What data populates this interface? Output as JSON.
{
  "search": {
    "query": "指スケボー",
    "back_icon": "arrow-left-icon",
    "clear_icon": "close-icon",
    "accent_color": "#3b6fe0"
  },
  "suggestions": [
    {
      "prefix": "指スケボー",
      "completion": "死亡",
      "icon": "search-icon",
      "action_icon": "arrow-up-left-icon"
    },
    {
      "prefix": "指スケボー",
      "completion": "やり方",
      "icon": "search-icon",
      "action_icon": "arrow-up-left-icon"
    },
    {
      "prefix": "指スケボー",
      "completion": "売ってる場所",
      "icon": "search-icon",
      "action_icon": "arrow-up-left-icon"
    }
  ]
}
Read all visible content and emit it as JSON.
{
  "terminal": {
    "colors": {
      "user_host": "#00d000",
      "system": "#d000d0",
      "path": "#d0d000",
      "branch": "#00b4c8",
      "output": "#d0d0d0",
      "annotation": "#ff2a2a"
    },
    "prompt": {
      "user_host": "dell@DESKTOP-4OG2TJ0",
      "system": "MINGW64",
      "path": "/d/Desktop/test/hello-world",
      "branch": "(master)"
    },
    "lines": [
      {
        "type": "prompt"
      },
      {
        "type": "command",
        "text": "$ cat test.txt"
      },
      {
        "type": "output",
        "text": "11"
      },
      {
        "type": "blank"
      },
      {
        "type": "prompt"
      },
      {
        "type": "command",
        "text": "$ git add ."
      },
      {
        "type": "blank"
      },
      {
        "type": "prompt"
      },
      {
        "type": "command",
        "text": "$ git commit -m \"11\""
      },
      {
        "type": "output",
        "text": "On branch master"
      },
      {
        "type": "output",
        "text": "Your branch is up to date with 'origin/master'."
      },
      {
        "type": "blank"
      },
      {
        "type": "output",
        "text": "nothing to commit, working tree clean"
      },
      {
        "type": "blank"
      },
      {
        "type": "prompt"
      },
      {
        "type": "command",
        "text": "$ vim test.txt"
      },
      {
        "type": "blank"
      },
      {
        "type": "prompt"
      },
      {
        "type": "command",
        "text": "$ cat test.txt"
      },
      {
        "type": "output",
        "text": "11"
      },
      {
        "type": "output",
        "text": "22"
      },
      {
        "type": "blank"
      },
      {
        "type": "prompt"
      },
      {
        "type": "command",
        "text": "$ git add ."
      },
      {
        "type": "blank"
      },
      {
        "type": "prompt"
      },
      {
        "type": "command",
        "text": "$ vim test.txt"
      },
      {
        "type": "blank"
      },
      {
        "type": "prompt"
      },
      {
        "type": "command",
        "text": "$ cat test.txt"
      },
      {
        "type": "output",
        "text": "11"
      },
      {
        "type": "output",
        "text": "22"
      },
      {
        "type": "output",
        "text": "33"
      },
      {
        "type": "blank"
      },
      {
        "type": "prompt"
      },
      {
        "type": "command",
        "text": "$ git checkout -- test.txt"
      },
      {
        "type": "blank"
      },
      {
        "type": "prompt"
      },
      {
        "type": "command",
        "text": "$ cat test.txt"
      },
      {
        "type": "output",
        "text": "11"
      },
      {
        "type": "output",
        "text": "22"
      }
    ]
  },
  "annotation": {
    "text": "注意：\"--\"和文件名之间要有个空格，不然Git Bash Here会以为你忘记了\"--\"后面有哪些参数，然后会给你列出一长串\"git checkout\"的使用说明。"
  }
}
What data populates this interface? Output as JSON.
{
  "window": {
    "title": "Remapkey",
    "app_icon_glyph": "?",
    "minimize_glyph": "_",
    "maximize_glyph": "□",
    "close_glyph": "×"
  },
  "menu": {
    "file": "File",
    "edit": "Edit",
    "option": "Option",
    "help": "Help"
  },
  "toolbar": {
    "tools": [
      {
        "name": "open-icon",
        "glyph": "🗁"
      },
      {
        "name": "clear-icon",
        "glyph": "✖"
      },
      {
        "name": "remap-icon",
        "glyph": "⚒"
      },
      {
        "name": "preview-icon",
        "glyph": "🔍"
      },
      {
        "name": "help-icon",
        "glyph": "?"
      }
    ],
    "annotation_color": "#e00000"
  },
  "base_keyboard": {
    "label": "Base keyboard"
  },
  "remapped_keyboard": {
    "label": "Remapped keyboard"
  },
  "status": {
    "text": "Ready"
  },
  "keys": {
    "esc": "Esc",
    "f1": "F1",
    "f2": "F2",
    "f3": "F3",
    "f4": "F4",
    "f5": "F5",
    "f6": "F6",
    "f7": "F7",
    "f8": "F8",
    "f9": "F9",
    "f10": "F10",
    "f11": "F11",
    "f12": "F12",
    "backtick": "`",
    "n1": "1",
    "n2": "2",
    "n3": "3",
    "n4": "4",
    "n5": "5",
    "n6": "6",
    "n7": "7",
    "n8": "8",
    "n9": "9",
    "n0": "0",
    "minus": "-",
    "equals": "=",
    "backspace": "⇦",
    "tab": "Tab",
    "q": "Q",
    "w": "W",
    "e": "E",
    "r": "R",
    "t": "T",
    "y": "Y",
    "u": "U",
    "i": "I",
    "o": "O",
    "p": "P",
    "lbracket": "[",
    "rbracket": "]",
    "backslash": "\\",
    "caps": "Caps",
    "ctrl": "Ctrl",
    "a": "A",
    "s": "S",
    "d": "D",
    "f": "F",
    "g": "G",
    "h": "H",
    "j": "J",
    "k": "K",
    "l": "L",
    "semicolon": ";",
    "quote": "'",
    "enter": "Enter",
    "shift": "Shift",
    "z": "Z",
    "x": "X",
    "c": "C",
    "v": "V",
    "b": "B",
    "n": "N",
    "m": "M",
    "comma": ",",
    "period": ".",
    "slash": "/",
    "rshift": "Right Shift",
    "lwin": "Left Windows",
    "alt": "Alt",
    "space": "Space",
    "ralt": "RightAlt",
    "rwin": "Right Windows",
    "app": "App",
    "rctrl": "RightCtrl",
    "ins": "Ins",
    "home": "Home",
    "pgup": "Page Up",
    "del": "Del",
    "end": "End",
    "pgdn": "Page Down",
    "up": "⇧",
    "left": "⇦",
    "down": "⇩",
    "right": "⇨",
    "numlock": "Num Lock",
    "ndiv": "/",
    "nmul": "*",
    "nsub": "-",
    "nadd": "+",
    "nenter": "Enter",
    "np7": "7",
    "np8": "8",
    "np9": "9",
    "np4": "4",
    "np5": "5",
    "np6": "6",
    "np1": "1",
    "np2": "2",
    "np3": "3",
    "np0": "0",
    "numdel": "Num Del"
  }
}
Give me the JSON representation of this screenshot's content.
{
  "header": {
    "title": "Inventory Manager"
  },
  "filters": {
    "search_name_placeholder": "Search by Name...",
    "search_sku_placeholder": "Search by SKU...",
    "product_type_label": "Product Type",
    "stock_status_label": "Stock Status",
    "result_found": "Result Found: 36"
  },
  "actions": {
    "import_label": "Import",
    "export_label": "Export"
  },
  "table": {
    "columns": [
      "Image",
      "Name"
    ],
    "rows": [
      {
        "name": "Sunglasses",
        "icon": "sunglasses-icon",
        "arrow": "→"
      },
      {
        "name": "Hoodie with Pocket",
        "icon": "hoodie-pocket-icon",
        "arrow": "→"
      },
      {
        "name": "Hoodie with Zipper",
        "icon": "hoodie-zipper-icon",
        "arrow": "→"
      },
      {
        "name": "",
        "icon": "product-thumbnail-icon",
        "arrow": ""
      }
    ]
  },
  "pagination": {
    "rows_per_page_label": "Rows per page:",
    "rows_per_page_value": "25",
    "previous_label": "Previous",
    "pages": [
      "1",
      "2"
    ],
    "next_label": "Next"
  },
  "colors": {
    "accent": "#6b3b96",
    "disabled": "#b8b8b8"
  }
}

——

▶ Given exercise:
Each entry above is to be printed again exactly.

▶ Result of this exercise:
What data populates this interface? Output as JSON.
{
  "search": {
    "query": "指スケボー",
    "back_icon": "arrow-left-icon",
    "clear_icon": "close-icon",
    "accent_color": "#3b6fe0"
  },
  "suggestions": [
    {
      "prefix": "指スケボー",
      "completion": "死亡",
      "icon": "search-icon",
      "action_icon": "arrow-up-left-icon"
    },
    {
      "prefix": "指スケボー",
      "completion": "やり方",
      "icon": "search-icon",
      "action_icon": "arrow-up-left-icon"
    },
    {
      "prefix": "指スケボー",
      "completion": "売ってる場所",
      "icon": "search-icon",
      "action_icon": "arrow-up-left-icon"
    }
  ]
}
Read all visible content and emit it as JSON.
{
  "terminal": {
    "colors": {
      "user_host": "#00d000",
      "system": "#d000d0",
      "path": "#d0d000",
      "branch": "#00b4c8",
      "output": "#d0d0d0",
      "annotation": "#ff2a2a"
    },
    "prompt": {
      "user_host": "dell@DESKTOP-4OG2TJ0",
      "system": "MINGW64",
      "path": "/d/Desktop/test/hello-world",
      "branch": "(master)"
    },
    "lines": [
      {
        "type": "prompt"
      },
      {
        "type": "command",
        "text": "$ cat test.txt"
      },
      {
        "type": "output",
        "text": "11"
      },
      {
        "type": "blank"
      },
      {
        "type": "prompt"
      },
      {
        "type": "command",
        "text": "$ git add ."
      },
      {
        "type": "blank"
      },
      {
        "type": "prompt"
      },
      {
        "type": "command",
        "text": "$ git commit -m \"11\""
      },
      {
        "type": "output",
        "text": "On branch master"
      },
      {
        "type": "output",
        "text": "Your branch is up to date with 'origin/master'."
      },
      {
        "type": "blank"
      },
      {
        "type": "output",
        "text": "nothing to commit, working tree clean"
      },
      {
        "type": "blank"
      },
      {
        "type": "prompt"
      },
      {
        "type": "command",
        "text": "$ vim test.txt"
      },
      {
        "type": "blank"
      },
      {
        "type": "prompt"
      },
      {
        "type": "command",
        "text": "$ cat test.txt"
      },
      {
        "type": "output",
        "text": "11"
      },
      {
        "type": "output",
        "text": "22"
      },
      {
        "type": "blank"
      },
      {
        "type": "prompt"
      },
      {
        "type": "command",
        "text": "$ git add ."
      },
      {
        "type": "blank"
      },
      {
        "type": "prompt"
      },
      {
        "type": "command",
        "text": "$ vim test.txt"
      },
      {
        "type": "blank"
      },
      {
        "type": "prompt"
      },
      {
        "type": "command",
        "text": "$ cat test.txt"
      },
      {
        "type": "output",
        "text": "11"
      },
      {
        "type": "output",
        "text": "22"
      },
      {
        "type": "output",
        "text": "33"
      },
      {
        "type": "blank"
      },
      {
        "type": "prompt"
      },
      {
        "type": "command",
        "text": "$ git checkout -- test.txt"
      },
      {
        "type": "blank"
      },
      {
        "type": "prompt"
      },
      {
        "type": "command",
        "text": "$ cat test.txt"
      },
      {
        "type": "output",
        "text": "11"
      },
      {
        "type": "output",
        "text": "22"
      }
    ]
  },
  "annotation": {
    "text": "注意：\"--\"和文件名之间要有个空格，不然Git Bash Here会以为你忘记了\"--\"后面有哪些参数，然后会给你列出一长串\"git checkout\"的使用说明。"
  }
}
What data populates this interface? Output as JSON.
{
  "window": {
    "title": "Remapkey",
    "app_icon_glyph": "?",
    "minimize_glyph": "_",
    "maximize_glyph": "□",
    "close_glyph": "×"
  },
  "menu": {
    "file": "File",
    "edit": "Edit",
    "option": "Option",
    "help": "Help"
  },
  "toolbar": {
    "tools": [
      {
        "name": "open-icon",
        "glyph": "🗁"
      },
      {
        "name": "clear-icon",
        "glyph": "✖"
      },
      {
        "name": "remap-icon",
        "glyph": "⚒"
      },
      {
        "name": "preview-icon",
        "glyph": "🔍"
      },
      {
        "name": "help-icon",
        "glyph": "?"
      }
    ],
    "annotation_color": "#e00000"
  },
  "base_keyboard": {
    "label": "Base keyboard"
  },
  "remapped_keyboard": {
    "label": "Remapped keyboard"
  },
  "status": {
    "text": "Ready"
  },
  "keys": {
    "esc": "Esc",
    "f1": "F1",
    "f2": "F2",
    "f3": "F3",
    "f4": "F4",
    "f5": "F5",
    "f6": "F6",
    "f7": "F7",
    "f8": "F8",
    "f9": "F9",
    "f10": "F10",
    "f11": "F11",
    "f12": "F12",
    "backtick": "`",
    "n1": "1",
    "n2": "2",
    "n3": "3",
    "n4": "4",
    "n5": "5",
    "n6": "6",
    "n7": "7",
    "n8": "8",
    "n9": "9",
    "n0": "0",
    "minus": "-",
    "equals": "=",
    "backspace": "⇦",
    "tab": "Tab",
    "q": "Q",
    "w": "W",
    "e": "E",
    "r": "R",
    "t": "T",
    "y": "Y",
    "u": "U",
    "i": "I",
    "o": "O",
    "p": "P",
    "lbracket": "[",
    "rbracket": "]",
    "backslash": "\\",
    "caps": "Caps",
    "ctrl": "Ctrl",
    "a": "A",
    "s": "S",
    "d": "D",
    "f": "F",
    "g": "G",
    "h": "H",
    "j": "J",
    "k": "K",
    "l": "L",
    "semicolon": ";",
    "quote": "'",
    "enter": "Enter",
    "shift": "Shift",
    "z": "Z",
    "x": "X",
    "c": "C",
    "v": "V",
    "b": "B",
    "n": "N",
    "m": "M",
    "comma": ",",
    "period": ".",
    "slash": "/",
    "rshift": "Right Shift",
    "lwin": "Left Windows",
    "alt": "Alt",
    "space": "Space",
    "ralt": "RightAlt",
    "rwin": "Right Windows",
    "app": "App",
    "rctrl": "RightCtrl",
    "ins": "Ins",
    "home": "Home",
    "pgup": "Page Up",
    "del": "Del",
    "end": "End",
    "pgdn": "Page Down",
    "up": "⇧",
    "left": "⇦",
    "down": "⇩",
    "right": "⇨",
    "numlock": "Num Lock",
    "ndiv": "/",
    "nmul": "*",
    "nsub": "-",
    "nadd": "+",
    "nenter": "Enter",
    "np7": "7",
    "np8": "8",
    "np9": "9",
    "np4": "4",
    "np5": "5",
    "np6": "6",
    "np1": "1",
    "np2": "2",
    "np3": "3",
    "np0": "0",
    "numdel": "Num Del"
  }
}
Give me the JSON representation of this screenshot's content.
{
  "header": {
    "title": "Inventory Manager"
  },
  "filters": {
    "search_name_placeholder": "Search by Name...",
    "search_sku_placeholder": "Search by SKU...",
    "product_type_label": "Product Type",
    "stock_status_label": "Stock Status",
    "result_found": "Result Found: 36"
  },
  "actions": {
    "import_label": "Import",
    "export_label": "Export"
  },
  "table": {
    "columns": [
      "Image",
      "Name"
    ],
    "rows": [
      {
        "name": "Sunglasses",
        "icon": "sunglasses-icon",
        "arrow": "→"
      },
      {
        "name": "Hoodie with Pocket",
        "icon": "hoodie-pocket-icon",
        "arrow": "→"
      },
      {
        "name": "Hoodie with Zipper",
        "icon": "hoodie-zipper-icon",
        "arrow": "→"
      },
      {
        "name": "",
        "icon": "product-thumbnail-icon",
        "arrow": ""
      }
    ]
  },
  "pagination": {
    "rows_per_page_label": "Rows per page:",
    "rows_per_page_value": "25",
    "previous_label": "Previous",
    "pages": [
      "1",
      "2"
    ],
    "next_label": "Next"
  },
  "colors": {
    "accent": "#6b3b96",
    "disabled": "#b8b8b8"
  }
}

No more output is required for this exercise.